▶ _Recorded information_
........

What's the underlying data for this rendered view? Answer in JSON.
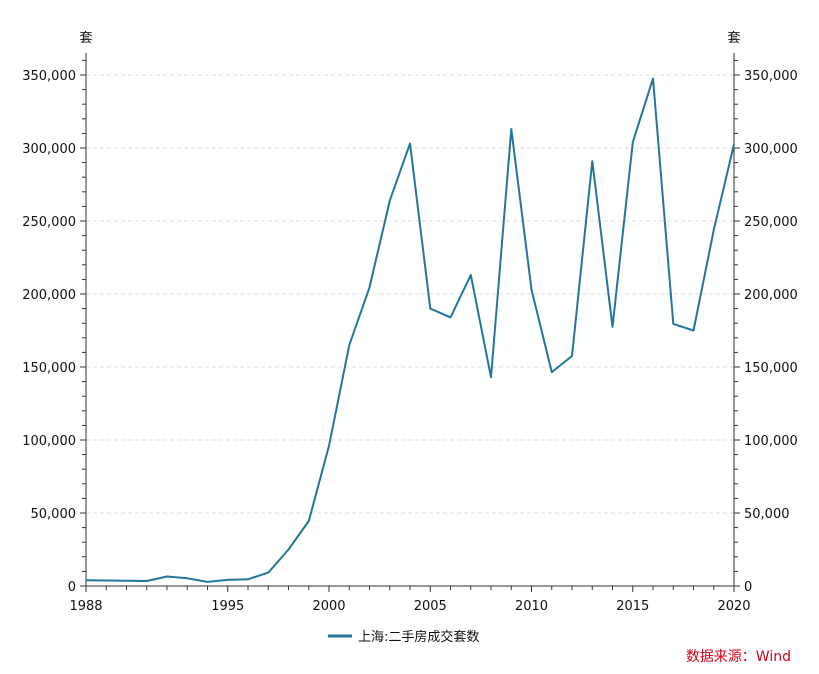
{
  "chart_data": {
    "type": "line",
    "x": [
      1988,
      1989,
      1990,
      1991,
      1992,
      1993,
      1994,
      1995,
      1996,
      1997,
      1998,
      1999,
      2000,
      2001,
      2002,
      2003,
      2004,
      2005,
      2006,
      2007,
      2008,
      2009,
      2010,
      2011,
      2012,
      2013,
      2014,
      2015,
      2016,
      2017,
      2018,
      2019,
      2020
    ],
    "series": [
      {
        "name": "上海:二手房成交套数",
        "color": "#21769e",
        "values": [
          4000,
          3800,
          3600,
          3400,
          6500,
          5300,
          2800,
          4200,
          4600,
          9200,
          25000,
          44500,
          96000,
          165000,
          204500,
          264000,
          303000,
          190000,
          184000,
          213000,
          143000,
          313000,
          203000,
          146500,
          157500,
          291000,
          177500,
          304000,
          347500,
          179500,
          175000,
          244000,
          302500
        ]
      }
    ],
    "xlim": [
      1988,
      2020
    ],
    "ylim": [
      0,
      360000
    ],
    "x_ticks": [
      1988,
      1995,
      2000,
      2005,
      2010,
      2015,
      2020
    ],
    "y_ticks": [
      0,
      50000,
      100000,
      150000,
      200000,
      250000,
      300000,
      350000
    ],
    "y_tick_labels": [
      "0",
      "50,000",
      "100,000",
      "150,000",
      "200,000",
      "250,000",
      "300,000",
      "350,000"
    ],
    "ylabel_left": "套",
    "ylabel_right": "套",
    "grid": true,
    "legend_position": "bottom-center"
  },
  "source_text": "数据来源：Wind"
}
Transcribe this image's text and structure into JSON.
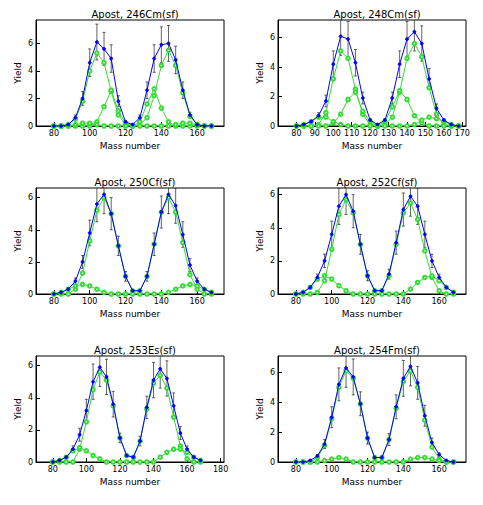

........

▶ _What is asked_
Among the entries above, how many lines hold the string "JSON"? Respond with nothing but the number.

▶ _Right answer_
2